Stored items from a collection:
■ ■ ■ ■ ■ ■ ■
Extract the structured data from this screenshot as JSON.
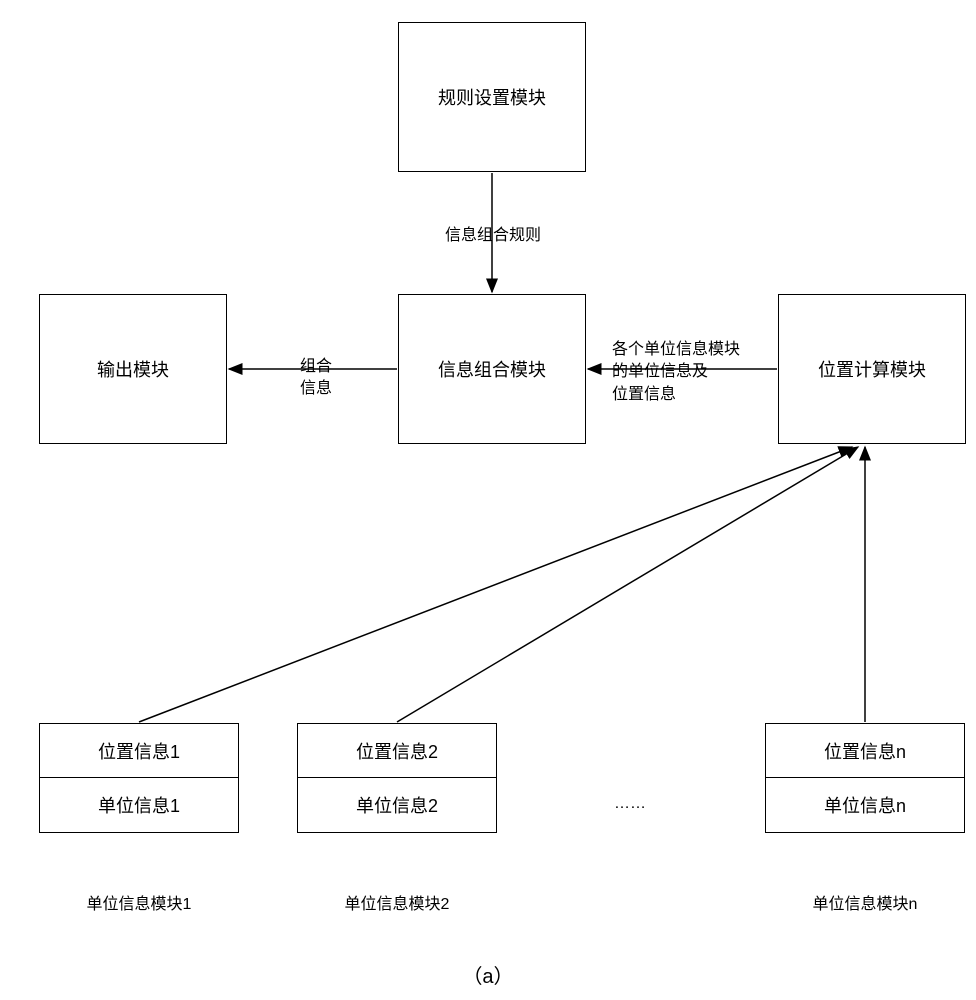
{
  "boxes": {
    "rule_setting": "规则设置模块",
    "info_combination": "信息组合模块",
    "output": "输出模块",
    "position_calc": "位置计算模块"
  },
  "edge_labels": {
    "rule_to_combo": "信息组合规则",
    "calc_to_combo_line1": "各个单位信息模块",
    "calc_to_combo_line2": "的单位信息及",
    "calc_to_combo_line3": "位置信息",
    "combo_to_output_line1": "组合",
    "combo_to_output_line2": "信息"
  },
  "units": [
    {
      "pos_label": "位置信息1",
      "unit_label": "单位信息1",
      "caption": "单位信息模块1"
    },
    {
      "pos_label": "位置信息2",
      "unit_label": "单位信息2",
      "caption": "单位信息模块2"
    },
    {
      "pos_label": "位置信息n",
      "unit_label": "单位信息n",
      "caption": "单位信息模块n"
    }
  ],
  "ellipsis": "……",
  "figure_caption": "（a）"
}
■ ■ ■ ■ ■ ■ ■
Reproduce the data word for word, excluding its pictures.

Extract the structured data from this screenshot as JSON.
{
  "boxes": {
    "rule_setting": "规则设置模块",
    "info_combination": "信息组合模块",
    "output": "输出模块",
    "position_calc": "位置计算模块"
  },
  "edge_labels": {
    "rule_to_combo": "信息组合规则",
    "calc_to_combo_line1": "各个单位信息模块",
    "calc_to_combo_line2": "的单位信息及",
    "calc_to_combo_line3": "位置信息",
    "combo_to_output_line1": "组合",
    "combo_to_output_line2": "信息"
  },
  "units": [
    {
      "pos_label": "位置信息1",
      "unit_label": "单位信息1",
      "caption": "单位信息模块1"
    },
    {
      "pos_label": "位置信息2",
      "unit_label": "单位信息2",
      "caption": "单位信息模块2"
    },
    {
      "pos_label": "位置信息n",
      "unit_label": "单位信息n",
      "caption": "单位信息模块n"
    }
  ],
  "ellipsis": "……",
  "figure_caption": "（a）"
}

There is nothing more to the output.